--- Request ---
Copy out every record below exactly as written, but leave out any pictures.

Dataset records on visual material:
○ ○ ○ ○ ○ ○ ○

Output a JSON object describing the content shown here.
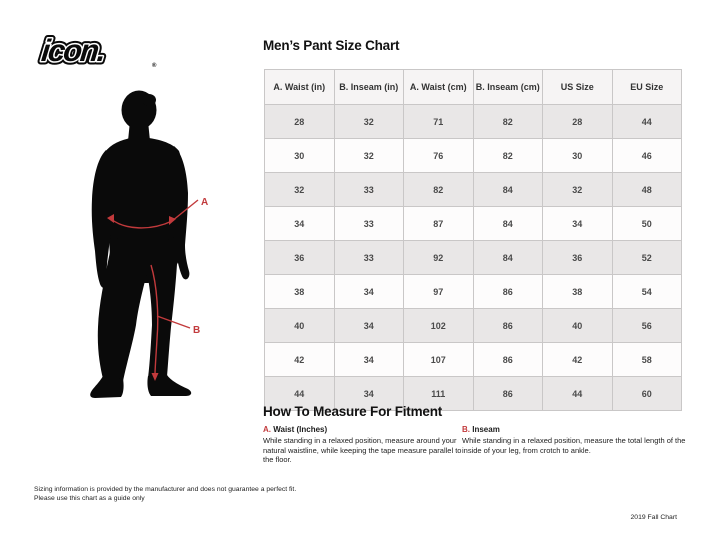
{
  "brand": {
    "logo_text": "icon.",
    "registered_mark": "®"
  },
  "title": "Men’s Pant Size Chart",
  "figure": {
    "label_a": "A",
    "label_b": "B"
  },
  "chart_data": {
    "type": "table",
    "title": "Men’s Pant Size Chart",
    "columns": [
      "A. Waist (in)",
      "B. Inseam (in)",
      "A. Waist (cm)",
      "B. Inseam (cm)",
      "US Size",
      "EU Size"
    ],
    "rows": [
      [
        28,
        32,
        71,
        82,
        28,
        44
      ],
      [
        30,
        32,
        76,
        82,
        30,
        46
      ],
      [
        32,
        33,
        82,
        84,
        32,
        48
      ],
      [
        34,
        33,
        87,
        84,
        34,
        50
      ],
      [
        36,
        33,
        92,
        84,
        36,
        52
      ],
      [
        38,
        34,
        97,
        86,
        38,
        54
      ],
      [
        40,
        34,
        102,
        86,
        40,
        56
      ],
      [
        42,
        34,
        107,
        86,
        42,
        58
      ],
      [
        44,
        34,
        111,
        86,
        44,
        60
      ]
    ]
  },
  "how_to": {
    "heading": "How To Measure For Fitment",
    "items": [
      {
        "label_prefix": "A.",
        "label": "Waist (Inches)",
        "text": "While standing in a relaxed position, measure around your natural waistline, while keeping the tape measure parallel to the floor."
      },
      {
        "label_prefix": "B.",
        "label": "Inseam",
        "text": "While standing in a relaxed position, measure the total length of the inside of your leg, from crotch to ankle."
      }
    ]
  },
  "footer": {
    "disclaimer_line1": "Sizing information is provided by the manufacturer and does not guarantee a perfect fit.",
    "disclaimer_line2": "Please use this chart as a guide only",
    "chart_version": "2019 Fall Chart"
  },
  "colors": {
    "accent_red": "#c23a3c",
    "silhouette_black": "#0a0a0a",
    "row_shade": "#e9e7e7",
    "table_border": "#c9c7c7"
  }
}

○ ○ ○ ○ ○ ○ ○

--- Full answer ---
Output a JSON object describing the content shown here.
{
  "brand": {
    "logo_text": "icon.",
    "registered_mark": "®"
  },
  "title": "Men’s Pant Size Chart",
  "figure": {
    "label_a": "A",
    "label_b": "B"
  },
  "chart_data": {
    "type": "table",
    "title": "Men’s Pant Size Chart",
    "columns": [
      "A. Waist (in)",
      "B. Inseam (in)",
      "A. Waist (cm)",
      "B. Inseam (cm)",
      "US Size",
      "EU Size"
    ],
    "rows": [
      [
        28,
        32,
        71,
        82,
        28,
        44
      ],
      [
        30,
        32,
        76,
        82,
        30,
        46
      ],
      [
        32,
        33,
        82,
        84,
        32,
        48
      ],
      [
        34,
        33,
        87,
        84,
        34,
        50
      ],
      [
        36,
        33,
        92,
        84,
        36,
        52
      ],
      [
        38,
        34,
        97,
        86,
        38,
        54
      ],
      [
        40,
        34,
        102,
        86,
        40,
        56
      ],
      [
        42,
        34,
        107,
        86,
        42,
        58
      ],
      [
        44,
        34,
        111,
        86,
        44,
        60
      ]
    ]
  },
  "how_to": {
    "heading": "How To Measure For Fitment",
    "items": [
      {
        "label_prefix": "A.",
        "label": "Waist (Inches)",
        "text": "While standing in a relaxed position, measure around your natural waistline, while keeping the tape measure parallel to the floor."
      },
      {
        "label_prefix": "B.",
        "label": "Inseam",
        "text": "While standing in a relaxed position, measure the total length of the inside of your leg, from crotch to ankle."
      }
    ]
  },
  "footer": {
    "disclaimer_line1": "Sizing information is provided by the manufacturer and does not guarantee a perfect fit.",
    "disclaimer_line2": "Please use this chart as a guide only",
    "chart_version": "2019 Fall Chart"
  },
  "colors": {
    "accent_red": "#c23a3c",
    "silhouette_black": "#0a0a0a",
    "row_shade": "#e9e7e7",
    "table_border": "#c9c7c7"
  }
}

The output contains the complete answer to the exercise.